TEXTAUSZUG:

- - -

Damit kommt auch der Frage, welche weiteren Serviceunternehmen der Beklagte beauftragt hat, keine entscheidungserhebliche Bedeutung zu. Wenn schon die Bündelung der Nachfragemacht in einem Serviceunternehmen aufgrund eines nicht ausreichenden Machtpotentials kartellrechtlich unschädlich ist, gilt dies erst recht, wenn sich das Nachfragepotential auf zwei Serviceunternehmen verteilt. Ebensowenig brauchte - entgegen der Auffassung der Revision - das Berufungsgericht die Frage zu untersuchen, ob sich die Klägerin im Verhältnis zu einem weiteren Serviceunternehmen S. zur Zahlung einer Servicepauschale verpflichtet hat. Selbst wenn dies nicht der Fall sein sollte, könnte dies nur die wirtschaftliche Selbständigkeit sowie den vorhandenen Verhandlungsspielraum der jeweiligen Serviceunternehmen belegen und widerspräche damit der Behauptung der Klägerin, die Serviceunternehmen seien von dem Beklagten als Monopolunternehmen wirtschaftlich abhängig und dienten diesem lediglich zur Abwälzung eigener Kosten.

- - -

Gespeicherte Dateneinträge:

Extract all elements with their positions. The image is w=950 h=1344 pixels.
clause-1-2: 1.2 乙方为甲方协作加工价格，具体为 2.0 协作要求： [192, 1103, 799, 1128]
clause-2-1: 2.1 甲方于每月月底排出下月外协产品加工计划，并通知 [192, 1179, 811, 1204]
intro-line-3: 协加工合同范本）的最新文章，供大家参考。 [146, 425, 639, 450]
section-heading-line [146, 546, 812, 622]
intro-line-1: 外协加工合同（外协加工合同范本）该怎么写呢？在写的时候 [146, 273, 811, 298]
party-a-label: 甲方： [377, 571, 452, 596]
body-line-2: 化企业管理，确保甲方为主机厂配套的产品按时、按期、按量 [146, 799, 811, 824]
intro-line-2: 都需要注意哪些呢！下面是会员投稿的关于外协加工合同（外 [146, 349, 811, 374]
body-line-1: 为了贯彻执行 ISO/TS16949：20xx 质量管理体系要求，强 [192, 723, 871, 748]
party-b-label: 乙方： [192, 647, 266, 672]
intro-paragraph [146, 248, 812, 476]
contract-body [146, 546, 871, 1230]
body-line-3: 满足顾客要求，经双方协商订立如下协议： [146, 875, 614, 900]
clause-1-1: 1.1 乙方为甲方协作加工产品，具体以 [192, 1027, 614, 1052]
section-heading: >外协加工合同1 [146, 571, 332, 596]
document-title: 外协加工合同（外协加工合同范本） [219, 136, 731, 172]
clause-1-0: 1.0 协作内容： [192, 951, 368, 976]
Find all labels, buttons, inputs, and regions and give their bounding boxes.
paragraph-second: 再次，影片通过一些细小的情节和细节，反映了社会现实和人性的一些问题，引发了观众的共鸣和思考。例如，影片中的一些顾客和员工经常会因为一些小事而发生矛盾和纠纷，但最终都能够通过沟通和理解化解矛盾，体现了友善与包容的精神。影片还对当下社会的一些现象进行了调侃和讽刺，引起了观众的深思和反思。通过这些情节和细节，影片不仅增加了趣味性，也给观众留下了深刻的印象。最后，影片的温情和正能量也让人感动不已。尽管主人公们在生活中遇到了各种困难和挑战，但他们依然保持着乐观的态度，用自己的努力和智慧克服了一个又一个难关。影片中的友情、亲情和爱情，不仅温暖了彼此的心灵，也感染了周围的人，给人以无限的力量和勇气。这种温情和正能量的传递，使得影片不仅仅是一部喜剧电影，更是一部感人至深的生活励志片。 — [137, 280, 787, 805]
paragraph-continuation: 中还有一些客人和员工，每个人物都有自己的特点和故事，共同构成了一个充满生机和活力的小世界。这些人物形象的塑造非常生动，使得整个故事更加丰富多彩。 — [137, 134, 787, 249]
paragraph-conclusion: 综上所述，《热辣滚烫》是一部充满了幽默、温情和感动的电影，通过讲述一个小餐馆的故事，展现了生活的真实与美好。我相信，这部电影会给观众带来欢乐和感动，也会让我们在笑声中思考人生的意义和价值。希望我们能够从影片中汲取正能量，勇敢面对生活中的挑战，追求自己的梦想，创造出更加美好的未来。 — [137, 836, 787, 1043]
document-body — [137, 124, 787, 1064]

- - -

AUFGABEN:
- 1) Gib an, wie viele Zeilen der Datensätze die Zeichenfolge „body“ enthalten. Nenne nur die Zahl.
- 2) Setze den Textauszug über die Serviceunternehmen und das Kartellrecht im Anschluss an seinen letzten Satz fort.

LÖSUNGEN:
- 1) 5

- 2)
2. Ohne Rechtsverstoß hat das Berufungsgericht einen Anspruch aus § 1 UWG verneint.

Das Verhalten des Beklagten erfüllt im Verhältnis zur Klägerin nicht das Merkmal eines Handelns zu Zwecken des Wettbewerbs. Dieses Merkmal setzt nach ständiger Rechtsprechung voraus, daß das Verhalten objektiv geeignet ist, den Wettbewerb einer Person zum Nachteil einer anderen zu begünstigen, und daß der Handelnde zusätzlich in der Absicht vorgegangen ist, den eigenen oder fremden Wettbewerb zu fördern, sofern diese Absicht nicht völlig hinter anderen Beweggründen zurücktritt (BGH, Urt. v. 1.6.1989 - I ZR 81/87, GRUR 1989, 773, 774 - Mitarbeitervertretung; Urt. v. 30.4.1997 - I ZR 154/95, GRUR 1997, 914, 915 - Die Besten II).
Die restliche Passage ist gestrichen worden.